>> Begin Quoted passage

An adjustment is also made to reflect the reduction in bank debt interest
expense resulting from the repayment of a portion of bank debt from the net
proceeds of the Offering and the cash acquired in the Acquisitions, bearing
interest at a weighted average rate of 7.60% per annum.  The combined repayment
of SBA and bank debt is equal to $21,200.  In addition, an adjustment was made
for the interest expense savings on the repayment of a Tri-Magna loan ($3,232)
due upon consummation of the Offering.

          (l) Adjustment to reflect the reduction in interest income related to
the payment of $7,015 of excess cash in conjunction with the paydown to bank
debt, bearing interest at an assumed rate of approximately 4.0% per annum,
respectively.

                                      -8-
<PAGE>
 
          (m) Adjustment to record the elimination of the preferred stock
dividend resulting from Tri-Magna's repurchase of preferred stock.  This
transaction occurred on September 29, 1995 and the repurchase was considered by
the Company in its determination of negative goodwill.  The buyback was funded
by additional debt ($3,232) which will be repaid with proceeds from the
Offering.  The interest expense saving which will result from the repayment of
this debt was considered by the Company as a reduction in interest expense.

>> End Quoted passage
>> Begin Source excerpt

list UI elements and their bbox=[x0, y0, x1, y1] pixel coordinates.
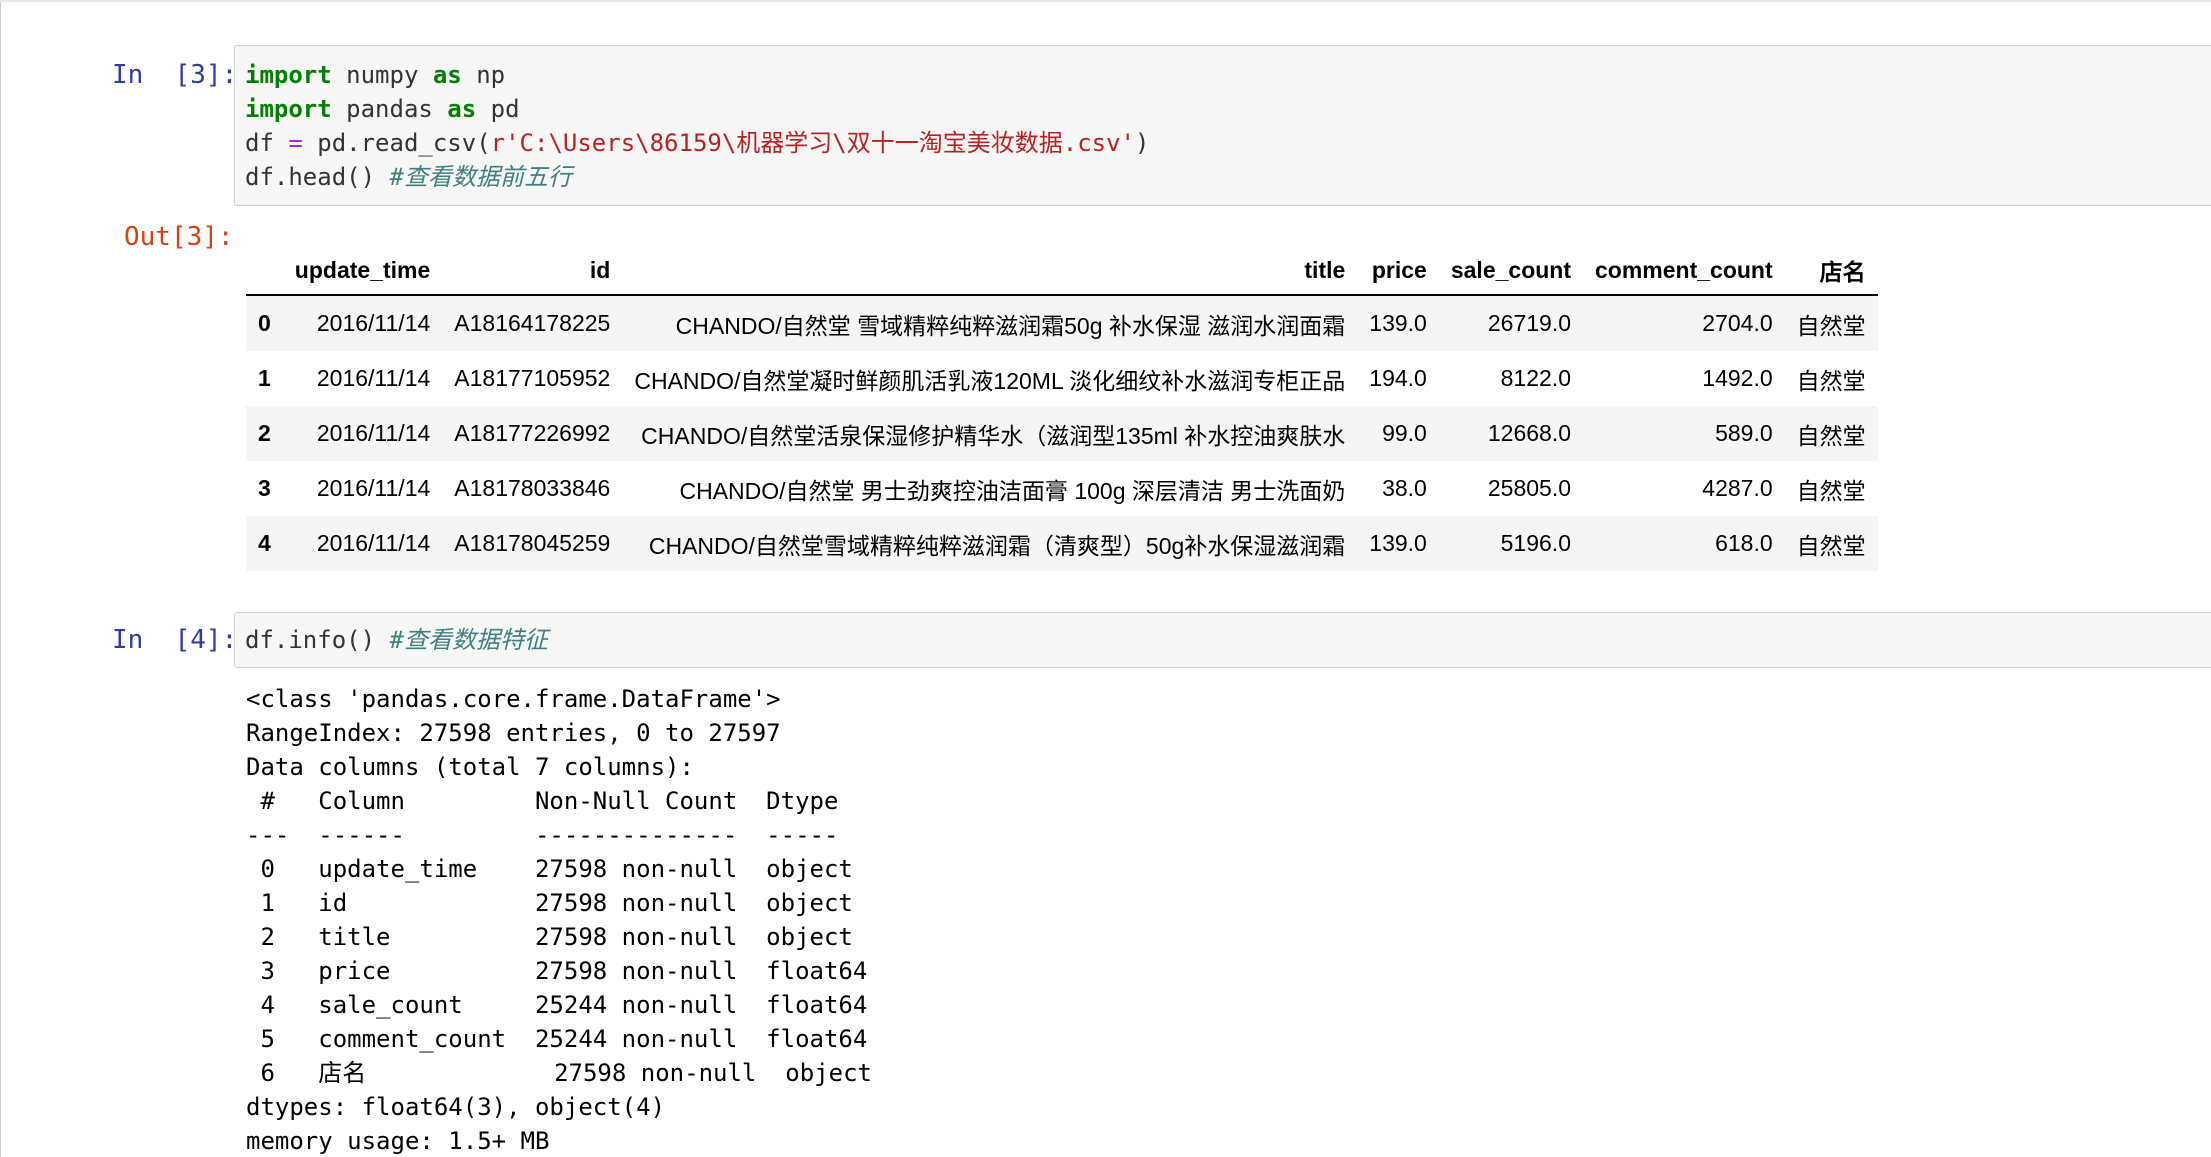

>> End Source excerpt

§ Actions to take:
(A) From the adjustment notes, which come before the listing, reproduce everything from "An adjustment is" down to "of the Offering.".
(B) Answer these questions using the adjustment notes above the listing:
(i) What weighted average annual interest rate applies to the bank debt being repaid?
(ii) How much excess cash is paid in conjunction with the paydown to bank debt?
(iii) On what date did Tri-Magna's repurchase of preferred stock occur?
(C) List each distinct dollar amount stated in the adjustment notes, which appear before the listing.

§ Outputs for the tasks:
(A)
An adjustment is also made to reflect the reduction in bank debt interest
expense resulting from the repayment of a portion of bank debt from the net
proceeds of the Offering and the cash acquired in the Acquisitions, bearing
interest at a weighted average rate of 7.60% per annum.  The combined repayment
of SBA and bank debt is equal to $21,200.  In addition, an adjustment was made
for the interest expense savings on the repayment of a Tri-Magna loan ($3,232)
due upon consummation of the Offering.

(B)
(i) 7.60%
(ii) $7,015
(iii) September 29, 1995

(C)
$21,200
$3,232
$7,015